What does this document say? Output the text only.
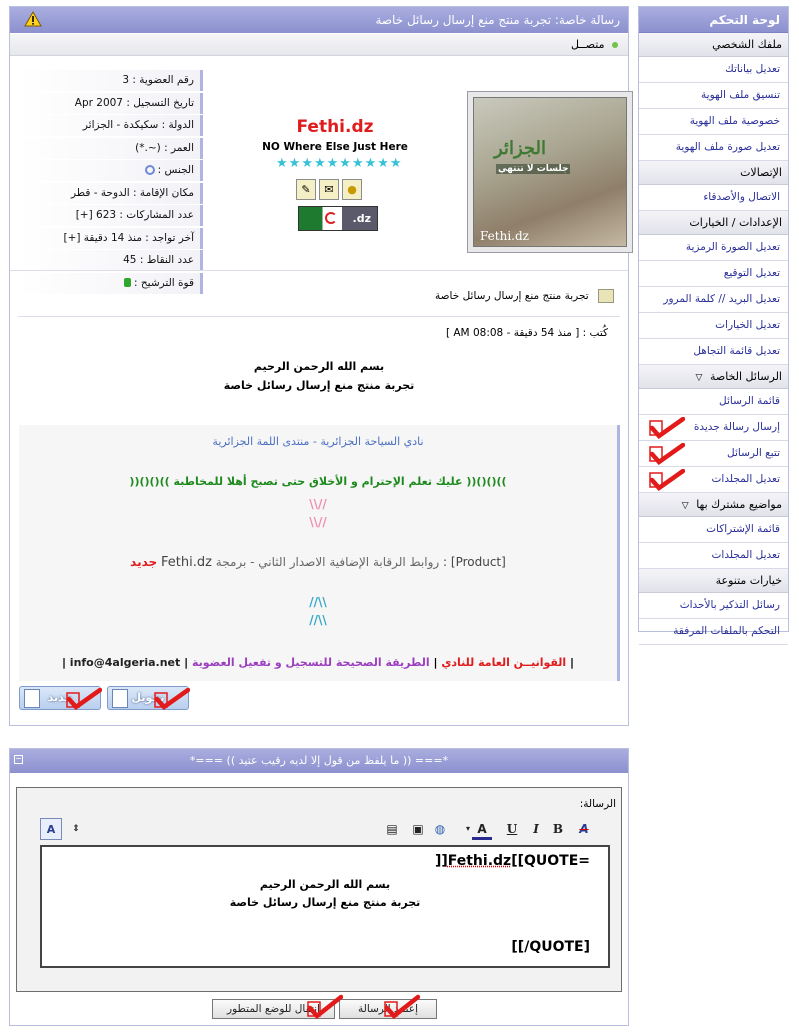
لوحة التحكم
ملفك الشخصي
تعديل بياناتك
تنسيق ملف الهوية
خصوصية ملف الهوية
تعديل صورة ملف الهوية
الإتصالات
الاتصال والأصدقاء
الإعدادات / الخيارات
تعديل الصورة الرمزية
تعديل التوقيع
تعديل البريد // كلمة المرور
تعديل الخيارات
تعديل قائمة التجاهل
الرسائل الخاصة ▽
قائمة الرسائل
إرسال رسالة جديدة
تتبع الرسائل
تعديل المجلدات
مواضيع مشترك بها ▽
قائمة الإشتراكات
تعديل المجلدات
خيارات متنوعة
رسائل التذكير بالأحداث
التحكم بالملفات المرفقة
رسالة خاصة: تجربة منتج منع إرسال رسائل خاصة
متصــل
رقم العضوية : 3
تاريخ التسجيل : Apr 2007
الدولة : سكيكدة - الجزائر
العمر : (~.*)
الجنس :
مكان الإقامة : الدوحة - قطر
عدد المشاركات : 623 [+]
آخر تواجد : منذ 14 دقيقة [+]
عدد النقاط : 45
قوة الترشيح :
Fethi.dz
NO Where Else Just Here
★ ★ ★ ★ ★ ★ ★ ★ ★ ★
✎	✉	●
.dz
الجزائر
جلسات لا تنتهي
Fethi.dz
تجربة منتج منع إرسال رسائل خاصة
كُتب : [ منذ 54 دقيقة - 08:08 AM ]
بسم الله الرحمن الرحيم
تجربة منتج منع إرسال رسائل خاصة
نادي السياحة الجزائرية - منتدى اللمة الجزائرية
))()()(( عليك تعلم الإحترام و الأخلاق حتى تصبح أهلا للمخاطبة ))()()((
\\//
\\//
[Product] : روابط الرقابة الإضافية الاصدار الثاني - برمجة Fethi.dz جديد
//\\
//\\
| القوانيــن العامة للنادي | الطريقة الصحيحة للتسجيل و تفعيل العضوية | info@4algeria.net |
تحويل
جديد
*=== (( ما يلفظ من قول إلا لديه رقيب عتيد )) ===*
−
الرسالة:
A	⇕	▤	▣ ◍	▾ A	U	I	B	A
]]Fethi.dz[[QUOTE=
بسم الله الرحمن الرحيم
تجربة منتج منع إرسال رسائل خاصة
[[/QUOTE]
إعتمد الرسالة
انتقال للوضع المتطور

================

• _WORK TO DO_
Reproduce all entries without any change, and omit the pictures.

• _PROBLEM SOLUTION_
What does this document say? Output the text only.
لوحة التحكم
ملفك الشخصي
تعديل بياناتك
تنسيق ملف الهوية
خصوصية ملف الهوية
تعديل صورة ملف الهوية
الإتصالات
الاتصال والأصدقاء
الإعدادات / الخيارات
تعديل الصورة الرمزية
تعديل التوقيع
تعديل البريد // كلمة المرور
تعديل الخيارات
تعديل قائمة التجاهل
الرسائل الخاصة ▽
قائمة الرسائل
إرسال رسالة جديدة
تتبع الرسائل
تعديل المجلدات
مواضيع مشترك بها ▽
قائمة الإشتراكات
تعديل المجلدات
خيارات متنوعة
رسائل التذكير بالأحداث
التحكم بالملفات المرفقة
رسالة خاصة: تجربة منتج منع إرسال رسائل خاصة
متصــل
رقم العضوية : 3
تاريخ التسجيل : Apr 2007
الدولة : سكيكدة - الجزائر
العمر : (~.*)
الجنس :
مكان الإقامة : الدوحة - قطر
عدد المشاركات : 623 [+]
آخر تواجد : منذ 14 دقيقة [+]
عدد النقاط : 45
قوة الترشيح :
Fethi.dz
NO Where Else Just Here
★ ★ ★ ★ ★ ★ ★ ★ ★ ★
✎	✉	●
.dz
الجزائر
جلسات لا تنتهي
Fethi.dz
تجربة منتج منع إرسال رسائل خاصة
كُتب : [ منذ 54 دقيقة - 08:08 AM ]
بسم الله الرحمن الرحيم
تجربة منتج منع إرسال رسائل خاصة
نادي السياحة الجزائرية - منتدى اللمة الجزائرية
))()()(( عليك تعلم الإحترام و الأخلاق حتى تصبح أهلا للمخاطبة ))()()((
\\//
\\//
[Product] : روابط الرقابة الإضافية الاصدار الثاني - برمجة Fethi.dz جديد
//\\
//\\
| القوانيــن العامة للنادي | الطريقة الصحيحة للتسجيل و تفعيل العضوية | info@4algeria.net |
تحويل
جديد
*=== (( ما يلفظ من قول إلا لديه رقيب عتيد )) ===*
−
الرسالة:
A	⇕	▤	▣ ◍	▾ A	U	I	B	A
]]Fethi.dz[[QUOTE=
بسم الله الرحمن الرحيم
تجربة منتج منع إرسال رسائل خاصة
[[/QUOTE]
إعتمد الرسالة
انتقال للوضع المتطور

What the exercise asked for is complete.